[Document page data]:
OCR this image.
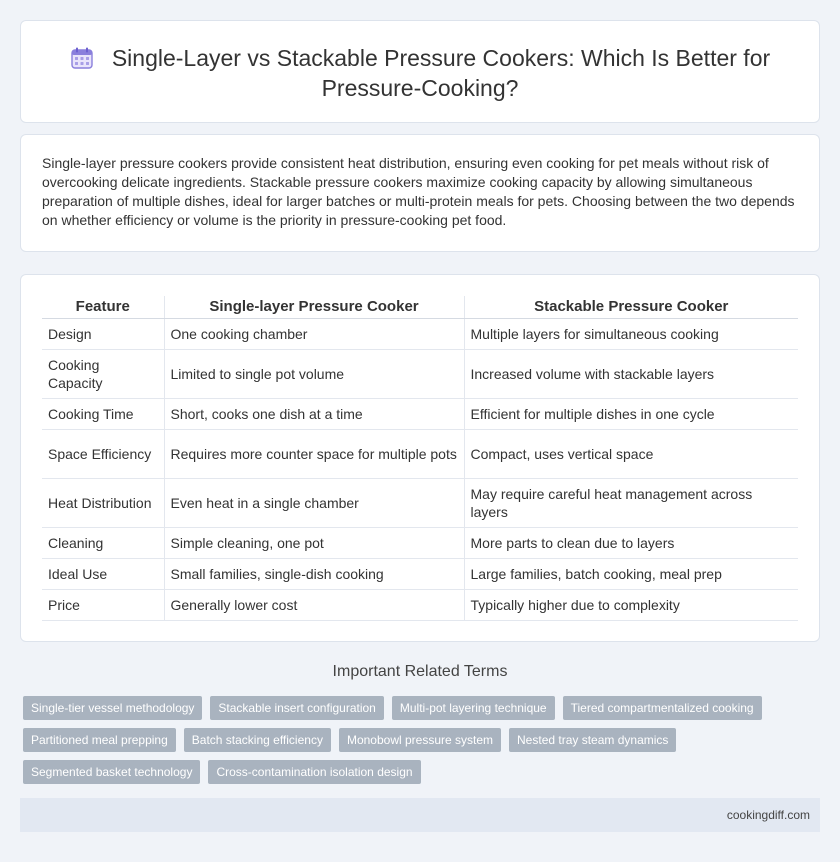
Single-Layer vs Stackable Pressure Cookers: Which Is Better for Pressure-Cooking?

Single-layer pressure cookers provide consistent heat distribution, ensuring even cooking for pet meals without risk of overcooking delicate ingredients. Stackable pressure cookers maximize cooking capacity by allowing simultaneous preparation of multiple dishes, ideal for larger batches or multi-protein meals for pets. Choosing between the two depends on whether efficiency or volume is the priority in pressure-cooking pet food.

Feature	Single-layer Pressure Cooker	Stackable Pressure Cooker
Design	One cooking chamber	Multiple layers for simultaneous cooking
Cooking Capacity	Limited to single pot volume	Increased volume with stackable layers
Cooking Time	Short, cooks one dish at a time	Efficient for multiple dishes in one cycle
Space Efficiency	Requires more counter space for multiple pots	Compact, uses vertical space
Heat Distribution	Even heat in a single chamber	May require careful heat management across layers
Cleaning	Simple cleaning, one pot	More parts to clean due to layers
Ideal Use	Small families, single-dish cooking	Large families, batch cooking, meal prep
Price	Generally lower cost	Typically higher due to complexity
Important Related Terms
Single-tier vessel methodology	Stackable insert configuration	Multi-pot layering technique	Tiered compartmentalized cooking
Partitioned meal prepping	Batch stacking efficiency	Monobowl pressure system	Nested tray steam dynamics
Segmented basket technology	Cross-contamination isolation design
cookingdiff.com
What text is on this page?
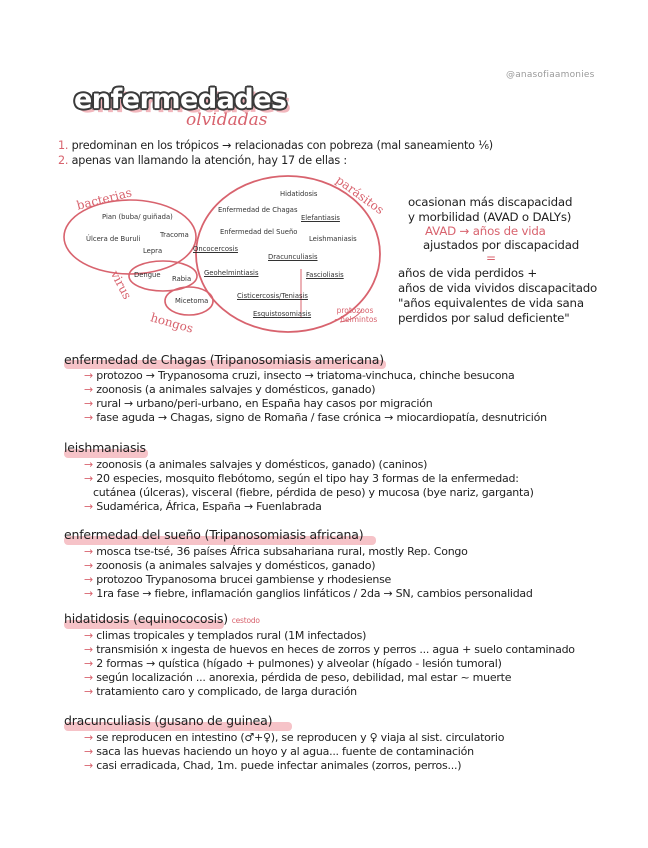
@anasofiaamonies
enfermedades
olvidadas
1. predominan en los trópicos → relacionadas con pobreza (mal saneamiento ⅙)
2. apenas van llamando la atención, hay 17 de ellas :
bacterias
virus
hongos
parásitos
protozoos ~helmintos
Pian (buba/ guiñada)
Tracoma
Úlcera de Buruli
Lepra
Dengue Rabia
Micetoma
Hidatidosis
Enfermedad de Chagas
Elefantiasis
Enfermedad del Sueño
Leishmaniasis
Oncocercosis
Dracunculiasis
Geohelmintiasis	Fascioliasis
Cisticercosis/Teniasis
Esquistosomiasis
ocasionan más discapacidad
y morbilidad (AVAD o DALYs)
AVAD → años de vida
ajustados por discapacidad
=
años de vida perdidos +
años de vida vividos discapacitado
"años equivalentes de vida sana
perdidos por salud deficiente"
enfermedad de Chagas (Tripanosomiasis americana)
→ protozoo → Trypanosoma cruzi, insecto → triatoma-vinchuca, chinche besucona
→ zoonosis (a animales salvajes y domésticos, ganado)
→ rural → urbano/peri-urbano, en España hay casos por migración
→ fase aguda → Chagas, signo de Romaña / fase crónica → miocardiopatía, desnutrición
leishmaniasis
→ zoonosis (a animales salvajes y domésticos, ganado) (caninos)
→ 20 especies, mosquito flebótomo, según el tipo hay 3 formas de la enfermedad:
cutánea (úlceras), visceral (fiebre, pérdida de peso) y mucosa (bye nariz, garganta)
→ Sudamérica, África, España → Fuenlabrada
enfermedad del sueño (Tripanosomiasis africana)
→ mosca tse-tsé, 36 países África subsahariana rural, mostly Rep. Congo
→ zoonosis (a animales salvajes y domésticos, ganado)
→ protozoo Trypanosoma brucei gambiense y rhodesiense
→ 1ra fase → fiebre, inflamación ganglios linfáticos / 2da → SN, cambios personalidad
hidatidosis (equinococosis) cestodo
→ climas tropicales y templados rural (1M infectados)
→ transmisión x ingesta de huevos en heces de zorros y perros ... agua + suelo contaminado
→ 2 formas → quística (hígado + pulmones) y alveolar (hígado - lesión tumoral)
→ según localización ... anorexia, pérdida de peso, debilidad, mal estar ~ muerte
→ tratamiento caro y complicado, de larga duración
dracunculiasis (gusano de guinea)
→ se reproducen en intestino (♂+♀), se reproducen y ♀ viaja al sist. circulatorio
→ saca las huevas haciendo un hoyo y al agua... fuente de contaminación
→ casi erradicada, Chad, 1m. puede infectar animales (zorros, perros...)
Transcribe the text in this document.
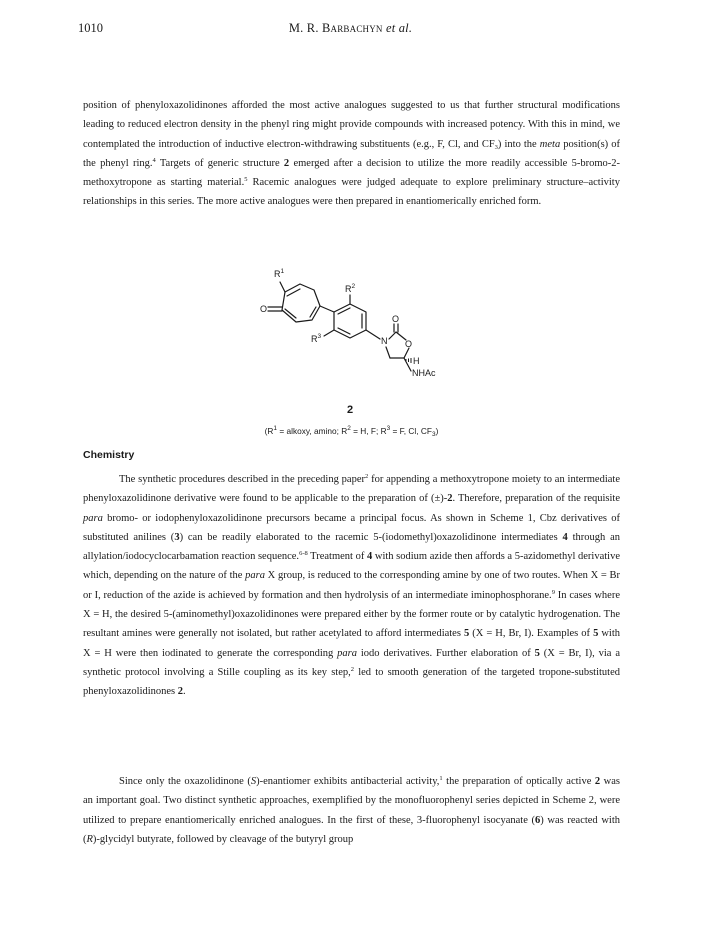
1010	M. R. Barbachyn et al.

position of phenyloxazolidinones afforded the most active analogues suggested to us that further structural modifications leading to reduced electron density in the phenyl ring might provide compounds with increased potency. With this in mind, we contemplated the introduction of inductive electron-withdrawing substituents (e.g., F, Cl, and $CF_3$) into the meta position(s) of the phenyl ring.$^4$ Targets of generic structure 2 emerged after a decision to utilize the more readily accessible 5-bromo-2-methoxytropone as starting material.$^5$ Racemic analogues were judged adequate to explore preliminary structure–activity relationships in this series. The more active analogues were then prepared in enantiomerically enriched form.

$R^1$
$R^2$
$R^3$
O
O
N O
H
NHAc
2
($R^1$ = alkoxy, amino; $R^2 = H$, F; $R^3 = F$, Cl, $CF_3$)
Chemistry

The synthetic procedures described in the preceding paper$^2$ for appending a methoxytropone moiety to an intermediate phenyloxazolidinone derivative were found to be applicable to the preparation of (±)-2. Therefore, preparation of the requisite para bromo- or iodophenyloxazolidinone precursors became a principal focus. As shown in Scheme 1, Cbz derivatives of substituted anilines (3) can be readily elaborated to the racemic 5-(iodomethyl)oxazolidinone intermediates 4 through an allylation/iodocyclocarbamation reaction sequence.$^{6-8}$ Treatment of 4 with sodium azide then affords a 5-azidomethyl derivative which, depending on the nature of the para X group, is reduced to the corresponding amine by one of two routes. When X = Br or I, reduction of the azide is achieved by formation and then hydrolysis of an intermediate iminophosphorane.$^9$ In cases where X = H, the desired 5-(aminomethyl)oxazolidinones were prepared either by the former route or by catalytic hydrogenation. The resultant amines were generally not isolated, but rather acetylated to afford intermediates 5 (X = H, Br, I). Examples of 5 with X = H were then iodinated to generate the corresponding para iodo derivatives. Further elaboration of 5 (X = Br, I), via a synthetic protocol involving a Stille coupling as its key step,$^2$ led to smooth generation of the targeted tropone-substituted phenyloxazolidinones 2.

Since only the oxazolidinone (S)-enantiomer exhibits antibacterial activity,$^1$ the preparation of optically active 2 was an important goal. Two distinct synthetic approaches, exemplified by the monofluorophenyl series depicted in Scheme 2, were utilized to prepare enantiomerically enriched analogues. In the first of these, 3-fluorophenyl isocyanate (6) was reacted with (R)-glycidyl butyrate, followed by cleavage of the butyryl group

[TASK OBJECTIVE]:
Please go through the entries and show every line with the word "África".

[ANSWER SPACE]:
→ Sudamérica, África, España → Fuenlabrada
→ mosca tse-tsé, 36 países África subsahariana rural, mostly Rep. Congo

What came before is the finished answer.